** Data for this task **
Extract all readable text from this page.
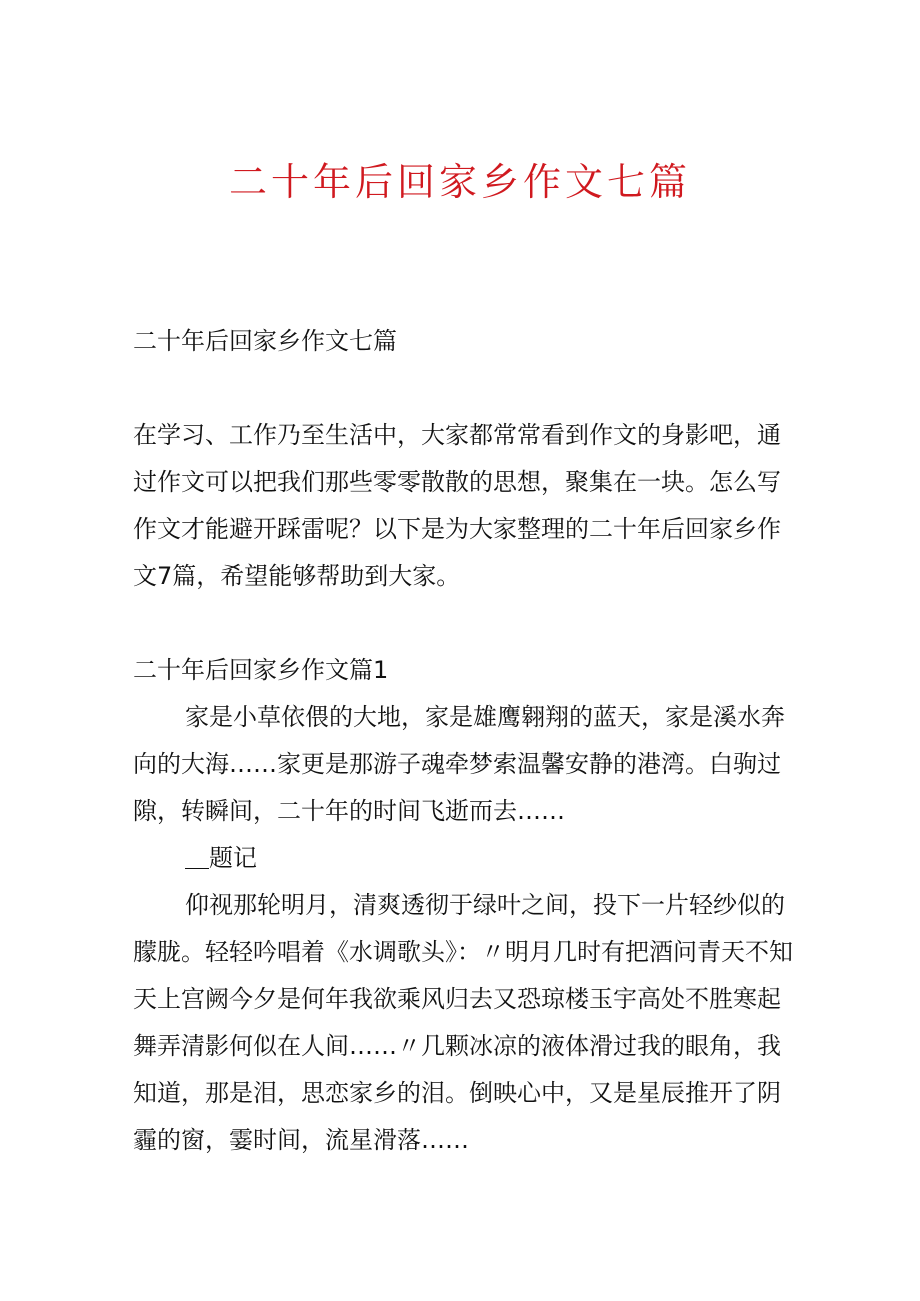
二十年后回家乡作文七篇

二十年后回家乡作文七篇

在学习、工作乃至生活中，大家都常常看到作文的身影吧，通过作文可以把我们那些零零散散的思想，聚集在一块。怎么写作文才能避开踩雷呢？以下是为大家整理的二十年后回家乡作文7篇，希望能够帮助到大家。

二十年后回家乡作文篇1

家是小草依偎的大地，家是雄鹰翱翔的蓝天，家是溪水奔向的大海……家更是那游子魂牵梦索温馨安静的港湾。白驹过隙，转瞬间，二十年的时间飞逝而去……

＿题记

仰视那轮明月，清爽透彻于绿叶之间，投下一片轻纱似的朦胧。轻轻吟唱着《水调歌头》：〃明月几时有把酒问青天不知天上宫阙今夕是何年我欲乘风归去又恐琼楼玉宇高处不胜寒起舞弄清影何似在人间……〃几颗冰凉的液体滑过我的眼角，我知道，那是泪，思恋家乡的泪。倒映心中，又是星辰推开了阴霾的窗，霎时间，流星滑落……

** What the task asks **
Reproduce every line precisely as given, omitting all pictures.

** Written response **
Extract all readable text from this page.
二十年后回家乡作文七篇

二十年后回家乡作文七篇

在学习、工作乃至生活中，大家都常常看到作文的身影吧，通过作文可以把我们那些零零散散的思想，聚集在一块。怎么写作文才能避开踩雷呢？以下是为大家整理的二十年后回家乡作文7篇，希望能够帮助到大家。

二十年后回家乡作文篇1

家是小草依偎的大地，家是雄鹰翱翔的蓝天，家是溪水奔向的大海……家更是那游子魂牵梦索温馨安静的港湾。白驹过隙，转瞬间，二十年的时间飞逝而去……

＿题记

仰视那轮明月，清爽透彻于绿叶之间，投下一片轻纱似的朦胧。轻轻吟唱着《水调歌头》：〃明月几时有把酒问青天不知天上宫阙今夕是何年我欲乘风归去又恐琼楼玉宇高处不胜寒起舞弄清影何似在人间……〃几颗冰凉的液体滑过我的眼角，我知道，那是泪，思恋家乡的泪。倒映心中，又是星辰推开了阴霾的窗，霎时间，流星滑落……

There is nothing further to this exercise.